-- EXCERPTED DATA start --

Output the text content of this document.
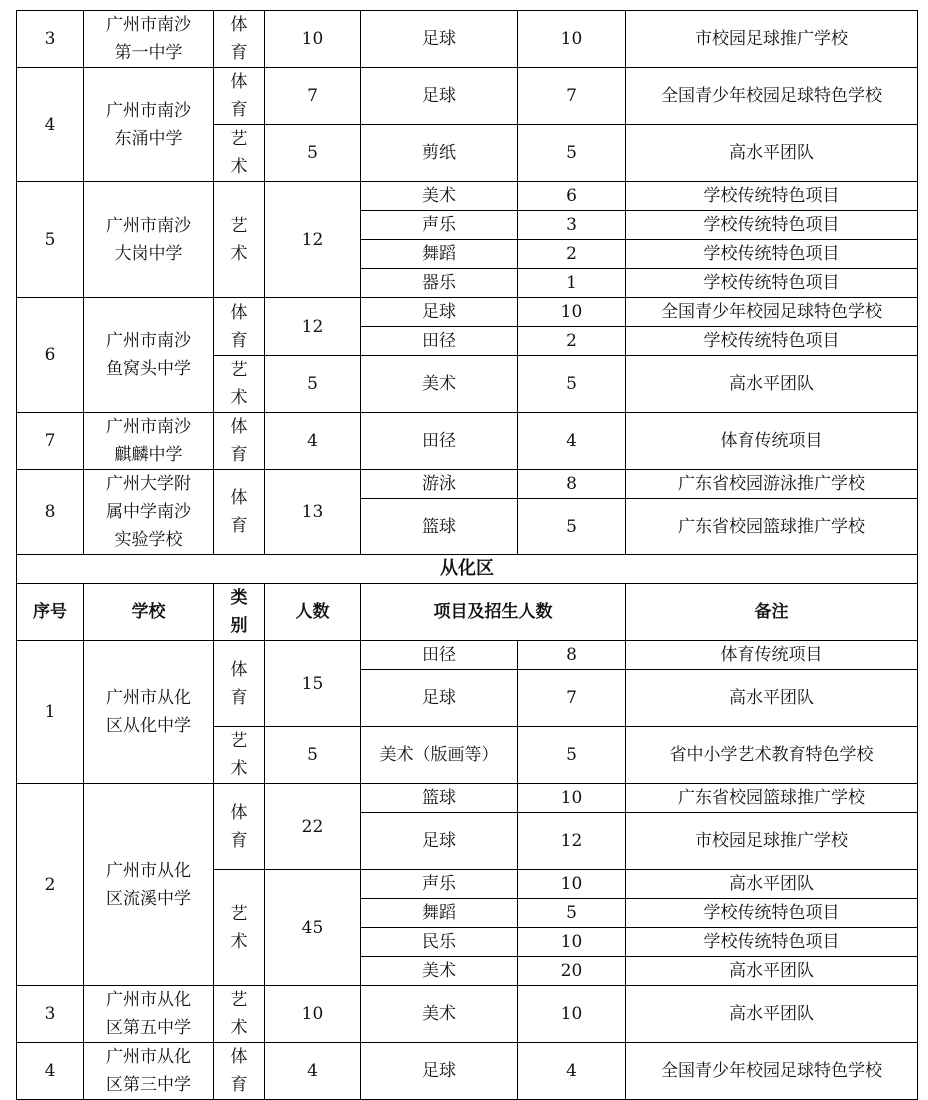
3	广州市南沙
第一中学	体
育	10	足球	10	市校园足球推广学校
4	广州市南沙
东涌中学	体
育	7	足球	7	全国青少年校园足球特色学校

		艺
术	5	剪纸	5	高水平团队
5	广州市南沙
大岗中学	艺
术	12	美术	6	学校传统特色项目
				声乐	3	学校传统特色项目
				舞蹈	2	学校传统特色项目
				器乐	1	学校传统特色项目
6	广州市南沙
鱼窝头中学	体
育	12	足球	10	全国青少年校园足球特色学校
				田径	2	学校传统特色项目

		艺
术	5	美术	5	高水平团队
7	广州市南沙
麒麟中学	体
育	4	田径	4	体育传统项目
8	广州大学附
属中学南沙
实验学校	体
育	13	游泳	8	广东省校园游泳推广学校
				篮球	5	广东省校园篮球推广学校
从化区						
序号	学校	类
别	人数	项目及招生人数		备注
1	广州市从化
区从化中学	体
育	15	田径	8	体育传统项目
				足球	7	高水平团队

		艺
术	5	美术（版画等）	5	省中小学艺术教育特色学校
2	广州市从化
区流溪中学	体
育	22	篮球	10	广东省校园篮球推广学校
				足球	12	市校园足球推广学校

		艺
术	45	声乐	10	高水平团队
				舞蹈	5	学校传统特色项目
				民乐	10	学校传统特色项目
				美术	20	高水平团队
3	广州市从化
区第五中学	艺
术	10	美术	10	高水平团队
4	广州市从化
区第三中学	体
育	4	足球	4	全国青少年校园足球特色学校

-- EXCERPTED DATA end --

**SET TASK**
Pictures in the data above should not be copied; transcribe everything else exactly.

**RESULT FOR THIS TASK**
Output the text content of this document.
3	广州市南沙
第一中学	体
育	10	足球	10	市校园足球推广学校
4	广州市南沙
东涌中学	体
育	7	足球	7	全国青少年校园足球特色学校

		艺
术	5	剪纸	5	高水平团队
5	广州市南沙
大岗中学	艺
术	12	美术	6	学校传统特色项目
				声乐	3	学校传统特色项目
				舞蹈	2	学校传统特色项目
				器乐	1	学校传统特色项目
6	广州市南沙
鱼窝头中学	体
育	12	足球	10	全国青少年校园足球特色学校
				田径	2	学校传统特色项目

		艺
术	5	美术	5	高水平团队
7	广州市南沙
麒麟中学	体
育	4	田径	4	体育传统项目
8	广州大学附
属中学南沙
实验学校	体
育	13	游泳	8	广东省校园游泳推广学校
				篮球	5	广东省校园篮球推广学校
从化区						
序号	学校	类
别	人数	项目及招生人数		备注
1	广州市从化
区从化中学	体
育	15	田径	8	体育传统项目
				足球	7	高水平团队

		艺
术	5	美术（版画等）	5	省中小学艺术教育特色学校
2	广州市从化
区流溪中学	体
育	22	篮球	10	广东省校园篮球推广学校
				足球	12	市校园足球推广学校

		艺
术	45	声乐	10	高水平团队
				舞蹈	5	学校传统特色项目
				民乐	10	学校传统特色项目
				美术	20	高水平团队
3	广州市从化
区第五中学	艺
术	10	美术	10	高水平团队
4	广州市从化
区第三中学	体
育	4	足球	4	全国青少年校园足球特色学校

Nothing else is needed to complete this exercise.